_Source records_
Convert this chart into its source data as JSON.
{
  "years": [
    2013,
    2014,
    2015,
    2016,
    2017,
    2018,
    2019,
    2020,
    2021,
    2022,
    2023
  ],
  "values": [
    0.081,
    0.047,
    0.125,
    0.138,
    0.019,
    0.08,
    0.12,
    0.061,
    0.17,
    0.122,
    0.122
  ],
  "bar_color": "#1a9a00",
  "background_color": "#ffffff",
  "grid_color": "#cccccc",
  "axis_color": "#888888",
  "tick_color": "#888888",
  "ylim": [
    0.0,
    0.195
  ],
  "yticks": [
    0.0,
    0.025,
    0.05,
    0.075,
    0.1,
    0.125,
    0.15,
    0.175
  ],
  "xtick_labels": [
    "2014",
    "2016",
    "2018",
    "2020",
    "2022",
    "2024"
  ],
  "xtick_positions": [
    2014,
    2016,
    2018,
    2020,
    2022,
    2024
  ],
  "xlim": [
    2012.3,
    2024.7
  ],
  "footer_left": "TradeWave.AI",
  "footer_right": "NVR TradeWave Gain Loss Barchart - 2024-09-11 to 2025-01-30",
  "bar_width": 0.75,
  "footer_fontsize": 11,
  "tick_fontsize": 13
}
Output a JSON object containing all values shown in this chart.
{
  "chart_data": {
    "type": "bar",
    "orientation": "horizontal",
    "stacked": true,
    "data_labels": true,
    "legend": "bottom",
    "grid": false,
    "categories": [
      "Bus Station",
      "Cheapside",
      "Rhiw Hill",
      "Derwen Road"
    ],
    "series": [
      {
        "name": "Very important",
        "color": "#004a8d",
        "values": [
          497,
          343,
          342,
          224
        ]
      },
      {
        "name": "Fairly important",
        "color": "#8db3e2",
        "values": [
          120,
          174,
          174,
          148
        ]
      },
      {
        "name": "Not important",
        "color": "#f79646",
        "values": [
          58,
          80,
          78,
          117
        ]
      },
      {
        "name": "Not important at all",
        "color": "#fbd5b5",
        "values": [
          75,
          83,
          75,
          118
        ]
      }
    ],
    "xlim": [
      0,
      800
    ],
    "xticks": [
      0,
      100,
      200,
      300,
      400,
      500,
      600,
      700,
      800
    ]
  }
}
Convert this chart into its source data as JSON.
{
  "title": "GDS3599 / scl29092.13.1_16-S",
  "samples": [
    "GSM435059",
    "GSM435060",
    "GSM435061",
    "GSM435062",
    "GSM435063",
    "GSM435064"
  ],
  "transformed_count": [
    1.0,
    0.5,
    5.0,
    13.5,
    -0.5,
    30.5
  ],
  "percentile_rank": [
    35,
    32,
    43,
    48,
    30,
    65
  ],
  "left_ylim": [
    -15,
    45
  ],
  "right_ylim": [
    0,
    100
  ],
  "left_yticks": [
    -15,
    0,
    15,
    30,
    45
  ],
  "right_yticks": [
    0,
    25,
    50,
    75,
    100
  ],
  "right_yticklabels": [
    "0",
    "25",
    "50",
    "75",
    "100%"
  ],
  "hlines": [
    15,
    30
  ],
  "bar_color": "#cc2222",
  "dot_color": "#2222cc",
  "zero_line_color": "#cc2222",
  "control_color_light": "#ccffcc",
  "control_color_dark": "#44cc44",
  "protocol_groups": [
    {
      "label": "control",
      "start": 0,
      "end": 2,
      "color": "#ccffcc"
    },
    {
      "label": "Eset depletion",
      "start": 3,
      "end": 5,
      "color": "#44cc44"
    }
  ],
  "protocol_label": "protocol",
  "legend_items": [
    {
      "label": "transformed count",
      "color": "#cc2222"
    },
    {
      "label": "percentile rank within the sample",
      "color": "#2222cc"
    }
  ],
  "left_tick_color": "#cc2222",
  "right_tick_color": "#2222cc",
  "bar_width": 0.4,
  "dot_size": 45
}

_Description of the task_
Return the entries above exactly, each one complete.

_Solution to this exercise_
Convert this chart into its source data as JSON.
{
  "years": [
    2013,
    2014,
    2015,
    2016,
    2017,
    2018,
    2019,
    2020,
    2021,
    2022,
    2023
  ],
  "values": [
    0.081,
    0.047,
    0.125,
    0.138,
    0.019,
    0.08,
    0.12,
    0.061,
    0.17,
    0.122,
    0.122
  ],
  "bar_color": "#1a9a00",
  "background_color": "#ffffff",
  "grid_color": "#cccccc",
  "axis_color": "#888888",
  "tick_color": "#888888",
  "ylim": [
    0.0,
    0.195
  ],
  "yticks": [
    0.0,
    0.025,
    0.05,
    0.075,
    0.1,
    0.125,
    0.15,
    0.175
  ],
  "xtick_labels": [
    "2014",
    "2016",
    "2018",
    "2020",
    "2022",
    "2024"
  ],
  "xtick_positions": [
    2014,
    2016,
    2018,
    2020,
    2022,
    2024
  ],
  "xlim": [
    2012.3,
    2024.7
  ],
  "footer_left": "TradeWave.AI",
  "footer_right": "NVR TradeWave Gain Loss Barchart - 2024-09-11 to 2025-01-30",
  "bar_width": 0.75,
  "footer_fontsize": 11,
  "tick_fontsize": 13
}
Output a JSON object containing all values shown in this chart.
{
  "chart_data": {
    "type": "bar",
    "orientation": "horizontal",
    "stacked": true,
    "data_labels": true,
    "legend": "bottom",
    "grid": false,
    "categories": [
      "Bus Station",
      "Cheapside",
      "Rhiw Hill",
      "Derwen Road"
    ],
    "series": [
      {
        "name": "Very important",
        "color": "#004a8d",
        "values": [
          497,
          343,
          342,
          224
        ]
      },
      {
        "name": "Fairly important",
        "color": "#8db3e2",
        "values": [
          120,
          174,
          174,
          148
        ]
      },
      {
        "name": "Not important",
        "color": "#f79646",
        "values": [
          58,
          80,
          78,
          117
        ]
      },
      {
        "name": "Not important at all",
        "color": "#fbd5b5",
        "values": [
          75,
          83,
          75,
          118
        ]
      }
    ],
    "xlim": [
      0,
      800
    ],
    "xticks": [
      0,
      100,
      200,
      300,
      400,
      500,
      600,
      700,
      800
    ]
  }
}
Convert this chart into its source data as JSON.
{
  "title": "GDS3599 / scl29092.13.1_16-S",
  "samples": [
    "GSM435059",
    "GSM435060",
    "GSM435061",
    "GSM435062",
    "GSM435063",
    "GSM435064"
  ],
  "transformed_count": [
    1.0,
    0.5,
    5.0,
    13.5,
    -0.5,
    30.5
  ],
  "percentile_rank": [
    35,
    32,
    43,
    48,
    30,
    65
  ],
  "left_ylim": [
    -15,
    45
  ],
  "right_ylim": [
    0,
    100
  ],
  "left_yticks": [
    -15,
    0,
    15,
    30,
    45
  ],
  "right_yticks": [
    0,
    25,
    50,
    75,
    100
  ],
  "right_yticklabels": [
    "0",
    "25",
    "50",
    "75",
    "100%"
  ],
  "hlines": [
    15,
    30
  ],
  "bar_color": "#cc2222",
  "dot_color": "#2222cc",
  "zero_line_color": "#cc2222",
  "control_color_light": "#ccffcc",
  "control_color_dark": "#44cc44",
  "protocol_groups": [
    {
      "label": "control",
      "start": 0,
      "end": 2,
      "color": "#ccffcc"
    },
    {
      "label": "Eset depletion",
      "start": 3,
      "end": 5,
      "color": "#44cc44"
    }
  ],
  "protocol_label": "protocol",
  "legend_items": [
    {
      "label": "transformed count",
      "color": "#cc2222"
    },
    {
      "label": "percentile rank within the sample",
      "color": "#2222cc"
    }
  ],
  "left_tick_color": "#cc2222",
  "right_tick_color": "#2222cc",
  "bar_width": 0.4,
  "dot_size": 45
}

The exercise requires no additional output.